Required work
Give the number of lines below that contain the word "components", and nothing else.

Stored entries
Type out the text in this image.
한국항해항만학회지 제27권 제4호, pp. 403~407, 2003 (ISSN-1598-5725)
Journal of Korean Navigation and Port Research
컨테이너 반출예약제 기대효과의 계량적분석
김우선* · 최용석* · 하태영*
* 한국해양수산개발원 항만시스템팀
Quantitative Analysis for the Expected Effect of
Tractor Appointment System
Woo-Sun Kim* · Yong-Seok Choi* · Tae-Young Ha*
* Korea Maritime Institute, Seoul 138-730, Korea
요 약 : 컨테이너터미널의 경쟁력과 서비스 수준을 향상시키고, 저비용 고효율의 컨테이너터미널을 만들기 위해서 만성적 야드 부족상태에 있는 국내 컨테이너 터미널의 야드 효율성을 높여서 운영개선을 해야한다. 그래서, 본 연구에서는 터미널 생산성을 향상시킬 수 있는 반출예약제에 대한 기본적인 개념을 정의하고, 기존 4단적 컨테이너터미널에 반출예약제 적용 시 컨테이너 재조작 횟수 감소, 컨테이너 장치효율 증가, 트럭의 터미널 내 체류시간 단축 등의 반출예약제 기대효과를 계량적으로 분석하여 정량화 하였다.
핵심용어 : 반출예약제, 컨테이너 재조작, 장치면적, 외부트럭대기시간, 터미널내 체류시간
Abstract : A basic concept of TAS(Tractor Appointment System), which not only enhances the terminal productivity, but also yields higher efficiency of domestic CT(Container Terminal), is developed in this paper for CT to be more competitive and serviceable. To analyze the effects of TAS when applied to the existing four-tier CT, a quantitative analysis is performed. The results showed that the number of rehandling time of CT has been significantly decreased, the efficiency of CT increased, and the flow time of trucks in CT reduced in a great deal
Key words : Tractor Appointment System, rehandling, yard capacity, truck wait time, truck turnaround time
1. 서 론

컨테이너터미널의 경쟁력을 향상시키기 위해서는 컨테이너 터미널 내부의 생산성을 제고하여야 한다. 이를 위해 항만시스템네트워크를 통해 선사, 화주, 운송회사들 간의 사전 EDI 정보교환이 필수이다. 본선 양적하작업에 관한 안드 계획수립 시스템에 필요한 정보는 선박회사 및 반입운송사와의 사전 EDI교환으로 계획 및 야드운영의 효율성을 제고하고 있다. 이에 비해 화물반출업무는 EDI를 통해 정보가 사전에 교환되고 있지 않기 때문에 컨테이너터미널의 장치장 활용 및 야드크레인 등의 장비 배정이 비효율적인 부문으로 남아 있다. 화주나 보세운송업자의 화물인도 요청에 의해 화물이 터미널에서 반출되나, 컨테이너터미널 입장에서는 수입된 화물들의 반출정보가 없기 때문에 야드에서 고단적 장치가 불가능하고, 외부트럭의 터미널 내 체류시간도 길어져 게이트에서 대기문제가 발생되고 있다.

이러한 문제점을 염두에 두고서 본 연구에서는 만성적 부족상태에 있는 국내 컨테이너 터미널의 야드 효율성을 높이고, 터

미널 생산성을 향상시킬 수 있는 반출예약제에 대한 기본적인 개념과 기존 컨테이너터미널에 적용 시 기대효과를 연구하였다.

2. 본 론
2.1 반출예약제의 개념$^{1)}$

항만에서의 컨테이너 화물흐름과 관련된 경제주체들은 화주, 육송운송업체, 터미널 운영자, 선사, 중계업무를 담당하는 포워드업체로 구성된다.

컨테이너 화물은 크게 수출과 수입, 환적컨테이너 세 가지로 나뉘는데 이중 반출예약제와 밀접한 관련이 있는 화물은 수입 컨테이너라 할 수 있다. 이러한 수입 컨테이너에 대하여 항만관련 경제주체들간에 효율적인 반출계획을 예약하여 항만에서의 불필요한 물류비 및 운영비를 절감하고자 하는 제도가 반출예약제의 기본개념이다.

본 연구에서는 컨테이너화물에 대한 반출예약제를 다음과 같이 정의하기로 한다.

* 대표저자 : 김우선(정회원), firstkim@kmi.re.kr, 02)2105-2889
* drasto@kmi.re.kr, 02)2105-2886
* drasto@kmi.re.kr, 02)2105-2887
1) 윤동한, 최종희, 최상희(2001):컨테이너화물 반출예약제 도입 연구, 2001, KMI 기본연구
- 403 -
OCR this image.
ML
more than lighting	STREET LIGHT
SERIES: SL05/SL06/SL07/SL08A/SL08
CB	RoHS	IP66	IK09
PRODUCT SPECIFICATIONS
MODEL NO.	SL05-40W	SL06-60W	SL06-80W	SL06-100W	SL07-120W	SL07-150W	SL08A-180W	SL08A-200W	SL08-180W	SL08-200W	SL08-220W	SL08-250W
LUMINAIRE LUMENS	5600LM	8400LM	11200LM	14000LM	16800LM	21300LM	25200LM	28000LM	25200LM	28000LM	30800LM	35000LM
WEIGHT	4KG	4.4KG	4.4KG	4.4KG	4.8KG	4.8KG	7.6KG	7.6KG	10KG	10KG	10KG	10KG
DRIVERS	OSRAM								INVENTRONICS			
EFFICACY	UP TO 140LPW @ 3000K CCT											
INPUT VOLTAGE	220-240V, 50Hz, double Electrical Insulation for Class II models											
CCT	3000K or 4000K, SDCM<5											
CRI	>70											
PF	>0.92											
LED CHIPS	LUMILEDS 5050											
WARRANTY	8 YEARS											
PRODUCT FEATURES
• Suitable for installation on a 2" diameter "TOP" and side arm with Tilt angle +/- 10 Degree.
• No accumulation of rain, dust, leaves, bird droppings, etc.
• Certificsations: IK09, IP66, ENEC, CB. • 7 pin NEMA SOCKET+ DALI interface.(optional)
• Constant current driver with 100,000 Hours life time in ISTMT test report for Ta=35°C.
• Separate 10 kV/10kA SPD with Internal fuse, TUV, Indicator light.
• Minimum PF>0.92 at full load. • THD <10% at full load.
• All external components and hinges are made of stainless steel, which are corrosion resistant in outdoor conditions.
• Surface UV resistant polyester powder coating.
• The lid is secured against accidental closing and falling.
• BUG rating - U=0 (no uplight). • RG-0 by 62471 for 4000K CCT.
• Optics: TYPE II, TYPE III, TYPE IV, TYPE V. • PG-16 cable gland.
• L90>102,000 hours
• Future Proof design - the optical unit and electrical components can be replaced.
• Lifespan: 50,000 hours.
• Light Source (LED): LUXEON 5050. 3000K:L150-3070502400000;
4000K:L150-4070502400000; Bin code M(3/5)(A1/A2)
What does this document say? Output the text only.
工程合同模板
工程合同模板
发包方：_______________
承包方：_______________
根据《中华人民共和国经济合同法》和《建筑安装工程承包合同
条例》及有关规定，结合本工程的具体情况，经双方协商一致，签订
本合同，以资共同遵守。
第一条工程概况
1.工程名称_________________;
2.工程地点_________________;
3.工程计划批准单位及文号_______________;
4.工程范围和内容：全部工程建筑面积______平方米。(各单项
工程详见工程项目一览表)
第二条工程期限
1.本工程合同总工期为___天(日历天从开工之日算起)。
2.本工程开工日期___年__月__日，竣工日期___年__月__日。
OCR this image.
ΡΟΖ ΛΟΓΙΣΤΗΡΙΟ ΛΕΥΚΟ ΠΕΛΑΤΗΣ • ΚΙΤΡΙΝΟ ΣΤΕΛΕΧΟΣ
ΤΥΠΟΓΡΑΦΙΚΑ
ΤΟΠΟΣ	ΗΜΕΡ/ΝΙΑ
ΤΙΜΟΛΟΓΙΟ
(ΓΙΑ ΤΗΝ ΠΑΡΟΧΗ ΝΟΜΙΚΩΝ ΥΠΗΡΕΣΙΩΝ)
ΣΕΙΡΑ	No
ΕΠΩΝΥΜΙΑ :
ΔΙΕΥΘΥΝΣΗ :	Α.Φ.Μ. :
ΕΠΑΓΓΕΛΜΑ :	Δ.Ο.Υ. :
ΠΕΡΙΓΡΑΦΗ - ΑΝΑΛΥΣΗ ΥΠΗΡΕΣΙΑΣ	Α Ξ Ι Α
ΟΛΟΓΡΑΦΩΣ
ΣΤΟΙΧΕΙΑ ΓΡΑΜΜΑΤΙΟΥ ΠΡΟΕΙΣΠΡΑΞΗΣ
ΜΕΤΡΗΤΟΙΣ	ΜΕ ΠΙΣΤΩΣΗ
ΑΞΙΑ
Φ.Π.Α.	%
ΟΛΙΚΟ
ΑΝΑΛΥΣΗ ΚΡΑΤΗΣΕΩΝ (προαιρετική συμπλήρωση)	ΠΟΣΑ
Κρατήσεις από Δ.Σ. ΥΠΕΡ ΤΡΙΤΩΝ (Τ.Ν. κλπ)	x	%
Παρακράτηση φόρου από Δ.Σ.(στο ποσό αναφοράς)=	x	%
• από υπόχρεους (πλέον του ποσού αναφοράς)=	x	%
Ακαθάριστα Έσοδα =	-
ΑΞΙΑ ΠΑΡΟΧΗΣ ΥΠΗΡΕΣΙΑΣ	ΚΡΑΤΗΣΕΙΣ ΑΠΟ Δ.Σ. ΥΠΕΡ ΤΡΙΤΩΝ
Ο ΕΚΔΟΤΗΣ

Finished task
2